Print every entry, word for word, and skip the images.

[Records to process]
════════

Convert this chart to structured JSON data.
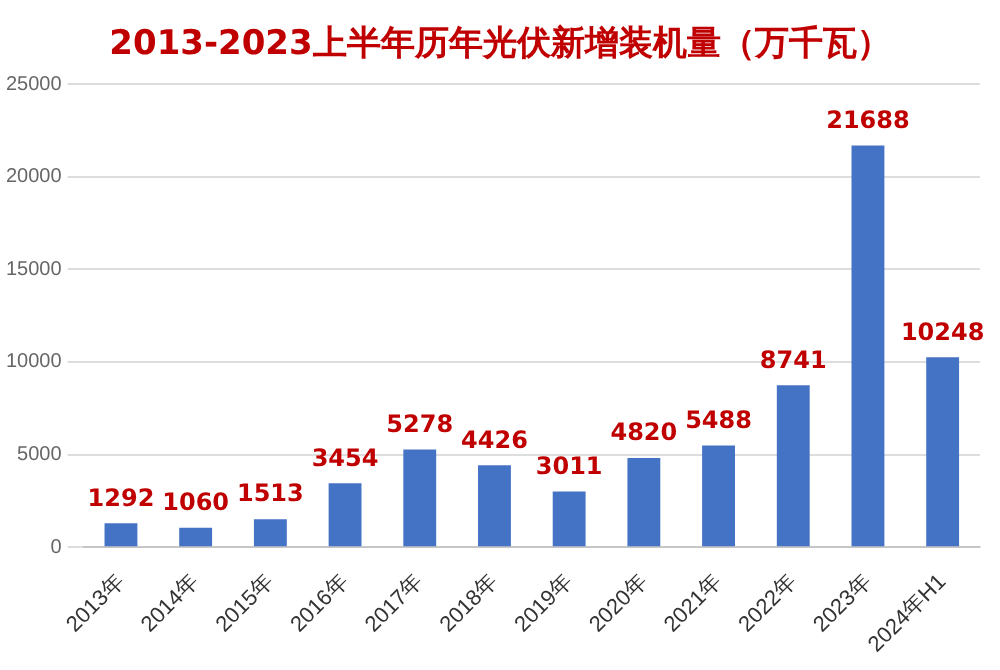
{
  "chart_data": {
    "type": "bar",
    "title": "2013-2023上半年历年光伏新增装机量（万千瓦）",
    "categories": [
      "2013年",
      "2014年",
      "2015年",
      "2016年",
      "2017年",
      "2018年",
      "2019年",
      "2020年",
      "2021年",
      "2022年",
      "2023年",
      "2024年H1"
    ],
    "values": [
      1292,
      1060,
      1513,
      3454,
      5278,
      4426,
      3011,
      4820,
      5488,
      8741,
      21688,
      10248
    ],
    "color": "#4472c4",
    "ylim": [
      0,
      25000
    ],
    "yticks": [
      0,
      5000,
      10000,
      15000,
      20000,
      25000
    ],
    "grid": "y",
    "data_labels": true,
    "legend": false
  }
}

════════

[Solution for this task]
Convert this chart to structured JSON data.
{
  "chart_data": {
    "type": "bar",
    "title": "2013-2023上半年历年光伏新增装机量（万千瓦）",
    "categories": [
      "2013年",
      "2014年",
      "2015年",
      "2016年",
      "2017年",
      "2018年",
      "2019年",
      "2020年",
      "2021年",
      "2022年",
      "2023年",
      "2024年H1"
    ],
    "values": [
      1292,
      1060,
      1513,
      3454,
      5278,
      4426,
      3011,
      4820,
      5488,
      8741,
      21688,
      10248
    ],
    "color": "#4472c4",
    "ylim": [
      0,
      25000
    ],
    "yticks": [
      0,
      5000,
      10000,
      15000,
      20000,
      25000
    ],
    "grid": "y",
    "data_labels": true,
    "legend": false
  }
}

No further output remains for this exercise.